**WHAT NEEDS TO BE DONE**
Find every line with the word "title". Copy those lines.

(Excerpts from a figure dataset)

------------

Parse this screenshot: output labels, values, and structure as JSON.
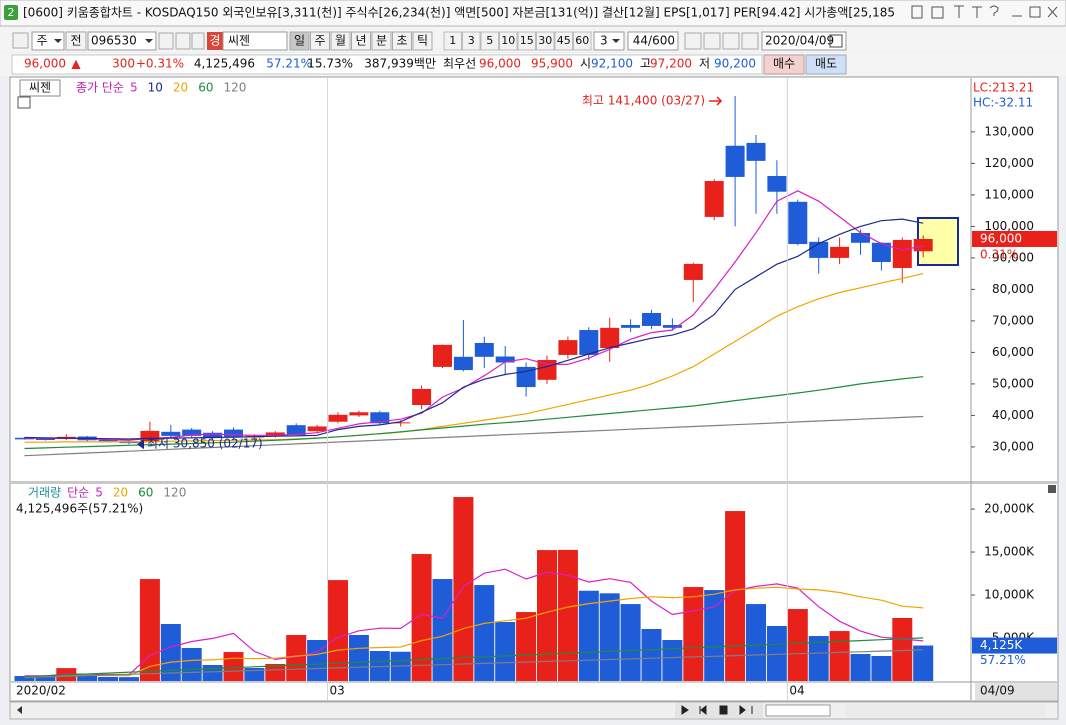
{
  "window": {
    "tab": "2",
    "title": "[0600] 키움종합차트 - KOSDAQ150 외국인보유[3,311(천)] 주식수[26,234(천)] 액면[500] 자본금[131(억)] 결산[12월] EPS[1,017] PER[94.42] 시가총액[25,185"
  },
  "toolbar": {
    "market": "주",
    "prev": "전",
    "code": "096530",
    "badge": "경",
    "name": "씨젠",
    "periods": [
      "일",
      "주",
      "월",
      "년",
      "분",
      "초",
      "틱"
    ],
    "intervals": [
      "1",
      "3",
      "5",
      "10",
      "15",
      "30",
      "45",
      "60"
    ],
    "count_select": "3",
    "range": "44/600",
    "date": "2020/04/09"
  },
  "quote": {
    "price": "96,000",
    "arrow": "▲",
    "change": "300",
    "change_pct": "+0.31%",
    "volume": "4,125,496",
    "volume_ratio": "57.21%",
    "turnover": "15.73%",
    "amount": "387,939백만",
    "best_label": "최우선",
    "best_ask": "96,000",
    "best_bid": "95,900",
    "open_label": "시",
    "open": "92,100",
    "high_label": "고",
    "high": "97,200",
    "low_label": "저",
    "low": "90,200",
    "buy": "매수",
    "sell": "매도"
  },
  "chart_data": [
    {
      "type": "candlestick",
      "title": "씨젠",
      "legend_label": "종가 단순",
      "lc_label": "LC:213.21",
      "hc_label": "HC:-32.11",
      "high_label": "최고 141,400 (03/27)",
      "low_label": "최저 30,850 (02/17)",
      "last_price_label": "96,000",
      "last_change_label": "0.31%",
      "up_color": "#e8221a",
      "down_color": "#1e5cd8",
      "ylim": [
        19500,
        147100
      ],
      "yticks": [
        {
          "value": 30000,
          "label": "30,000"
        },
        {
          "value": 40000,
          "label": "40,000"
        },
        {
          "value": 50000,
          "label": "50,000"
        },
        {
          "value": 60000,
          "label": "60,000"
        },
        {
          "value": 70000,
          "label": "70,000"
        },
        {
          "value": 80000,
          "label": "80,000"
        },
        {
          "value": 90000,
          "label": "90,000"
        },
        {
          "value": 100000,
          "label": "100,000"
        },
        {
          "value": 110000,
          "label": "110,000"
        },
        {
          "value": 120000,
          "label": "120,000"
        },
        {
          "value": 130000,
          "label": "130,000"
        }
      ],
      "open": [
        32900,
        32600,
        32500,
        33300,
        32200,
        31800,
        31500,
        34800,
        35500,
        34500,
        35500,
        33000,
        33600,
        36900,
        35000,
        38000,
        40000,
        41000,
        37500,
        43300,
        55400,
        58600,
        63000,
        58700,
        55400,
        51300,
        59200,
        67100,
        61400,
        68700,
        72500,
        68700,
        83000,
        103000,
        125600,
        126500,
        116000,
        107800,
        95100,
        90000,
        97900,
        94800,
        86800,
        92100
      ],
      "high": [
        33100,
        32900,
        34000,
        33500,
        32600,
        32000,
        38000,
        37000,
        36000,
        35000,
        36200,
        34000,
        35000,
        37500,
        37000,
        41000,
        41500,
        41500,
        38500,
        49500,
        62500,
        70300,
        65000,
        62000,
        56800,
        59000,
        65000,
        68000,
        71000,
        70500,
        73500,
        70800,
        88500,
        115000,
        141400,
        129000,
        121000,
        108500,
        96500,
        96500,
        99000,
        95000,
        96500,
        97200
      ],
      "low": [
        32300,
        32000,
        32200,
        31800,
        31500,
        30850,
        31300,
        32800,
        33000,
        32500,
        32500,
        32000,
        33000,
        33800,
        34300,
        37500,
        39500,
        37000,
        36500,
        42000,
        55000,
        54000,
        55000,
        53000,
        46000,
        50000,
        58000,
        57500,
        57000,
        66500,
        67500,
        67000,
        76000,
        102000,
        100000,
        104000,
        104000,
        94000,
        85000,
        88000,
        91000,
        86000,
        82000,
        90200
      ],
      "close": [
        32400,
        32200,
        33200,
        32100,
        31800,
        31200,
        35100,
        33500,
        33500,
        33000,
        33200,
        33500,
        34600,
        33800,
        36500,
        40200,
        41000,
        37500,
        37800,
        48400,
        62400,
        54400,
        58600,
        56800,
        49000,
        57600,
        63900,
        59200,
        67800,
        67800,
        68400,
        67800,
        88100,
        114400,
        115700,
        120800,
        111000,
        94400,
        90000,
        93500,
        94800,
        88700,
        95700,
        96000
      ],
      "series": [
        {
          "name": "5",
          "color": "#d81fc8",
          "values": [
            32800,
            32700,
            32700,
            32600,
            32300,
            32100,
            32700,
            33000,
            33800,
            34100,
            33800,
            33700,
            33700,
            34000,
            34500,
            35900,
            37300,
            38000,
            38800,
            40700,
            45800,
            48700,
            52600,
            57000,
            58000,
            56300,
            56200,
            58200,
            61000,
            64200,
            66300,
            67100,
            71900,
            80000,
            88700,
            98000,
            108000,
            111300,
            108000,
            103000,
            98000,
            94500,
            92500,
            93800
          ]
        },
        {
          "name": "10",
          "color": "#1b2a8c",
          "values": [
            33000,
            32900,
            32800,
            32700,
            32600,
            32500,
            32700,
            32800,
            32900,
            33000,
            33100,
            33200,
            33400,
            33500,
            33700,
            35500,
            36500,
            37000,
            38000,
            41000,
            44000,
            49000,
            51500,
            53000,
            54000,
            55500,
            57500,
            59500,
            61500,
            63000,
            64500,
            65500,
            67500,
            72000,
            80000,
            84000,
            88000,
            90500,
            94500,
            97500,
            100000,
            101800,
            102300,
            101000
          ]
        },
        {
          "name": "20",
          "color": "#f0a400",
          "values": [
            31500,
            31500,
            31600,
            31600,
            31600,
            31600,
            31700,
            31800,
            31900,
            32000,
            32100,
            32200,
            32300,
            32500,
            32800,
            33200,
            33700,
            34200,
            34700,
            35500,
            36500,
            37500,
            38500,
            39500,
            40500,
            42000,
            43500,
            45000,
            46500,
            48000,
            50000,
            52500,
            55500,
            59500,
            63500,
            67500,
            71500,
            74500,
            77000,
            79000,
            80500,
            82000,
            83500,
            85000
          ]
        },
        {
          "name": "60",
          "color": "#1e8c3a",
          "values": [
            29500,
            29700,
            29900,
            30100,
            30300,
            30500,
            30700,
            30900,
            31100,
            31300,
            31500,
            31800,
            32100,
            32400,
            32800,
            33200,
            33700,
            34200,
            34800,
            35400,
            36000,
            36600,
            37200,
            37700,
            38200,
            38800,
            39400,
            40000,
            40600,
            41200,
            41800,
            42400,
            43000,
            43800,
            44700,
            45500,
            46300,
            47100,
            48000,
            49000,
            50000,
            50800,
            51600,
            52300
          ]
        },
        {
          "name": "120",
          "color": "#7f7f7f",
          "values": [
            27200,
            27490,
            27780,
            28070,
            28360,
            28650,
            28940,
            29230,
            29520,
            29810,
            30100,
            30390,
            30680,
            30970,
            31260,
            31550,
            31840,
            32130,
            32420,
            32710,
            33000,
            33290,
            33580,
            33870,
            34160,
            34450,
            34740,
            35030,
            35320,
            35610,
            35900,
            36190,
            36480,
            36770,
            37060,
            37350,
            37640,
            37930,
            38220,
            38510,
            38800,
            39090,
            39380,
            39670
          ]
        }
      ]
    },
    {
      "type": "bar",
      "title": "거래량",
      "legend_label": "단순",
      "volume_label": "4,125,496주(57.21%)",
      "last_value_label": "4,125K",
      "last_ratio_label": "57.21%",
      "cursor_date_label": "04/09",
      "up_color": "#e8221a",
      "down_color": "#1e5cd8",
      "categories": [
        "2020/02",
        null,
        null,
        null,
        null,
        null,
        null,
        null,
        null,
        null,
        null,
        null,
        null,
        null,
        null,
        "03",
        null,
        null,
        null,
        null,
        null,
        null,
        null,
        null,
        null,
        null,
        null,
        null,
        null,
        null,
        null,
        null,
        null,
        null,
        null,
        null,
        null,
        "04",
        null,
        null,
        null,
        null,
        null,
        null
      ],
      "values": [
        580,
        560,
        1500,
        700,
        470,
        450,
        11860,
        6630,
        3840,
        1860,
        3370,
        1510,
        1980,
        5350,
        4770,
        11740,
        5350,
        3490,
        3400,
        14770,
        11860,
        21400,
        11160,
        6860,
        8020,
        15230,
        15250,
        10500,
        10200,
        8950,
        6050,
        4770,
        10930,
        10580,
        19770,
        8950,
        6400,
        8370,
        5230,
        5810,
        3140,
        2910,
        7330,
        4125.496
      ],
      "ylim": [
        0,
        22800
      ],
      "yticks": [
        {
          "value": 5000,
          "label": "5,000K"
        },
        {
          "value": 10000,
          "label": "10,000K"
        },
        {
          "value": 15000,
          "label": "15,000K"
        },
        {
          "value": 20000,
          "label": "20,000K"
        }
      ],
      "series": [
        {
          "name": "5",
          "color": "#d81fc8",
          "values": [
            600,
            600,
            800,
            800,
            760,
            740,
            2960,
            3950,
            4590,
            4950,
            5540,
            3440,
            2510,
            2810,
            3400,
            5070,
            5840,
            6140,
            6120,
            7760,
            7300,
            11000,
            12540,
            13010,
            11860,
            12650,
            12300,
            11520,
            11900,
            11470,
            9290,
            7730,
            8150,
            8620,
            10500,
            11000,
            11300,
            10800,
            8640,
            6950,
            5800,
            5090,
            4880,
            4660
          ]
        },
        {
          "name": "20",
          "color": "#f0a400",
          "values": [
            500,
            520,
            620,
            650,
            640,
            620,
            1700,
            2200,
            2400,
            2450,
            2650,
            2600,
            2650,
            2900,
            3100,
            3600,
            3800,
            3900,
            3950,
            4700,
            5200,
            6100,
            6700,
            7000,
            7300,
            8000,
            8600,
            9000,
            9300,
            9600,
            9800,
            9700,
            9800,
            10100,
            10600,
            10800,
            10900,
            10700,
            10600,
            10300,
            9800,
            9400,
            8700,
            8500
          ]
        },
        {
          "name": "60",
          "color": "#1e8c3a",
          "values": [
            500,
            605,
            710,
            815,
            920,
            1025,
            1130,
            1235,
            1340,
            1445,
            1550,
            1655,
            1760,
            1865,
            1970,
            2075,
            2180,
            2285,
            2390,
            2495,
            2600,
            2705,
            2810,
            2915,
            3020,
            3125,
            3230,
            3335,
            3440,
            3545,
            3650,
            3755,
            3860,
            3965,
            4070,
            4175,
            4280,
            4385,
            4490,
            4595,
            4700,
            4805,
            4910,
            5015
          ]
        },
        {
          "name": "120",
          "color": "#7f7f7f",
          "values": [
            400,
            475,
            550,
            625,
            700,
            775,
            850,
            925,
            1000,
            1075,
            1150,
            1225,
            1300,
            1375,
            1450,
            1525,
            1600,
            1675,
            1750,
            1825,
            1900,
            1975,
            2050,
            2125,
            2200,
            2275,
            2350,
            2425,
            2500,
            2575,
            2650,
            2725,
            2800,
            2875,
            2950,
            3025,
            3100,
            3175,
            3250,
            3325,
            3400,
            3475,
            3550,
            3625
          ]
        }
      ]
    }
  ]
}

------------

**REPLY TO THE EXERCISE**
    "title": "[0600] 키움종합차트 - KOSDAQ150 외국인보유[3,311(천)] 주식수[26,234(천)] 액면[500] 자본금[131(억)] 결산[12월] EPS[1,017] PER[94.42] 시가총액[25,185"
      "title": "씨젠",
      "title": "거래량",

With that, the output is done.